- **ОТРЫВОК ТЕКСТА**
И, конечно же, я всегда ждал лета — летом папа делал перерыв в своей казавшейся мне бесконечной работе — у него был отпуск…

Свой отпуск отец делил обычно на две части — одну он проводил с нами (семьёй), в другую ездил с рюкзаком по стране — когда один, когда со знакомыми. Одним из его последних путешествий был сплав на деревянной лодке по Подкаменной Тунгуске с тремя коллегами-физиками. Снятый при этом фильм на 8-ми миллиметровой киноплёнке по возвращении он монтировал сам, привлекши к этому делу меня для монтажа мультипликационных вставок. К сожалению, этот фильм, будучи коллективной собственностью, (как это часто бывает) затерялся на просторах пространства и времени.

А предыдущая поездка на Подкаменную Тунгуску в одиночку чуть было не закончилась очень печально — отец простудился, заболел воспалением лёгких и неделю отлёживался в палатке, приходя в себя и согреваясь огнём костра… Об этом он иногда рассказывал с лёгкой иронией, говоря, что «путешествия в одиночку не всегда проходят по намеченному плану…»

- **ПРИВЕДЁННЫЙ ПЕРЕЧЕНЬ**
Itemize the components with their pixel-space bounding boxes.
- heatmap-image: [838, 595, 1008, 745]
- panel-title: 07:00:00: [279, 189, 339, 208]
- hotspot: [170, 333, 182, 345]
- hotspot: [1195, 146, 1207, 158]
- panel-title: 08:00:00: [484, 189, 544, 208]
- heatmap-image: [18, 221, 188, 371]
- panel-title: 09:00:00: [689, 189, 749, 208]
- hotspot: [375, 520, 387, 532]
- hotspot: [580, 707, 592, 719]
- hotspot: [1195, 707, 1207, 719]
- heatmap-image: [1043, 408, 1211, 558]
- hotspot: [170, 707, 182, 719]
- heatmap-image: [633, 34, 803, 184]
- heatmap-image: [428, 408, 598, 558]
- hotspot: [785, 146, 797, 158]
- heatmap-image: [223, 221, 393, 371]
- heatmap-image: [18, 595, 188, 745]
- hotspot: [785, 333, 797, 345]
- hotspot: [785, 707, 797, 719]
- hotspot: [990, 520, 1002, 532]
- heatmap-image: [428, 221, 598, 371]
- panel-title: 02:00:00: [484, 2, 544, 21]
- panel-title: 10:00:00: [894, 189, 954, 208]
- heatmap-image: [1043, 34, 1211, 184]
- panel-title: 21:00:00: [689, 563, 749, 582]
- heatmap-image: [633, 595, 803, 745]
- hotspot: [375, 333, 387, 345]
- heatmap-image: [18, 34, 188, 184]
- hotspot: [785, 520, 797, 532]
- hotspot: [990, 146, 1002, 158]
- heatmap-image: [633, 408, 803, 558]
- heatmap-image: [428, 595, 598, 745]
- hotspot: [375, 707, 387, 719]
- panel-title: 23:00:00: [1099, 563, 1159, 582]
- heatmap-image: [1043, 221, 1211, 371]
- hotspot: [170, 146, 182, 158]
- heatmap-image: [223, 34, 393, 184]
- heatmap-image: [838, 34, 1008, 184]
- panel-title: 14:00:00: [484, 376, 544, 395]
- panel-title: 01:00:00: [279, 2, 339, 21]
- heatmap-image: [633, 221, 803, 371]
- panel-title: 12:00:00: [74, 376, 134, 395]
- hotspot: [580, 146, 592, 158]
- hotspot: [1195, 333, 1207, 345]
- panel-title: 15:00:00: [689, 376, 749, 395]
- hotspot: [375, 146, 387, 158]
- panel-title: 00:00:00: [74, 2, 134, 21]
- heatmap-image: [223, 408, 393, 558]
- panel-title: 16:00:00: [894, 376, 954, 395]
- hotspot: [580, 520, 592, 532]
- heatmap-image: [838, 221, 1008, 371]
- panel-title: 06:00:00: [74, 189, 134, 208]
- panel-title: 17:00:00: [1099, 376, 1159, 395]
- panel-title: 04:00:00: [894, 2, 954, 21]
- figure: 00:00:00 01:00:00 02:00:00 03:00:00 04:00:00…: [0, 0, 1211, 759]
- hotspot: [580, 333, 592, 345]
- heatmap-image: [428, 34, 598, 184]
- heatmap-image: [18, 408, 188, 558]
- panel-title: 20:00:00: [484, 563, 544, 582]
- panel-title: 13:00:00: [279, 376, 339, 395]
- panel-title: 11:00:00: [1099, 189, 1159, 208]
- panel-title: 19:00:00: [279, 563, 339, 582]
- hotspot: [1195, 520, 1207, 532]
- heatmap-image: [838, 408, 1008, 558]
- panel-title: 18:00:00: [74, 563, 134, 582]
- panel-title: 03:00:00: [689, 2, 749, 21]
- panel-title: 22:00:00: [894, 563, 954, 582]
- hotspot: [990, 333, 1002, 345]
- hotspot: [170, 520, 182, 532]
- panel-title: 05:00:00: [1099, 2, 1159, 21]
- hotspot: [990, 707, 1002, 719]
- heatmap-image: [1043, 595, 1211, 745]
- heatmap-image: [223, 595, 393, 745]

- **ОБЯЗАТЕЛЬНЫЕ ЗАДАНИЯ**
1. Определите, согласуются ли с отрывком выше утверждения (а), (б) и (в). Ответьте «да» или «нет» и приведите дословно решающие слова отрывка. (а) Отец проводил весь свой отпуск с семьёй. (б) Фильм о сплаве по Подкаменной Тунгуске был снят на 8-миллиметровую киноплёнку. (в) Во время одиночной поездки на Подкаменную Тунгуску отец заболел воспалением лёгких.
2. Повторите дословно часть отрывка выше, начиная со слов «Свой отпуск отец» и заканчивая словами «пространства и времени.».

- **ОТВЕТЫ ПО ЗАДАНИЯМ**
1.
(а) Нет: «Свой отпуск отец делил обычно на две части — одну он проводил с нами (семьёй), в другую ездил с рюкзаком по стране».
(б) Да: «Снятый при этом фильм на 8-ми миллиметровой киноплёнке».
(в) Да: «отец простудился, заболел воспалением лёгких».

2.
Свой отпуск отец делил обычно на две части — одну он проводил с нами (семьёй), в другую ездил с рюкзаком по стране — когда один, когда со знакомыми. Одним из его последних путешествий был сплав на деревянной лодке по Подкаменной Тунгуске с тремя коллегами-физиками. Снятый при этом фильм на 8-ми миллиметровой киноплёнке по возвращении он монтировал сам, привлекши к этому делу меня для монтажа мультипликационных вставок. К сожалению, этот фильм, будучи коллективной собственностью, (как это часто бывает) затерялся на просторах пространства и времени.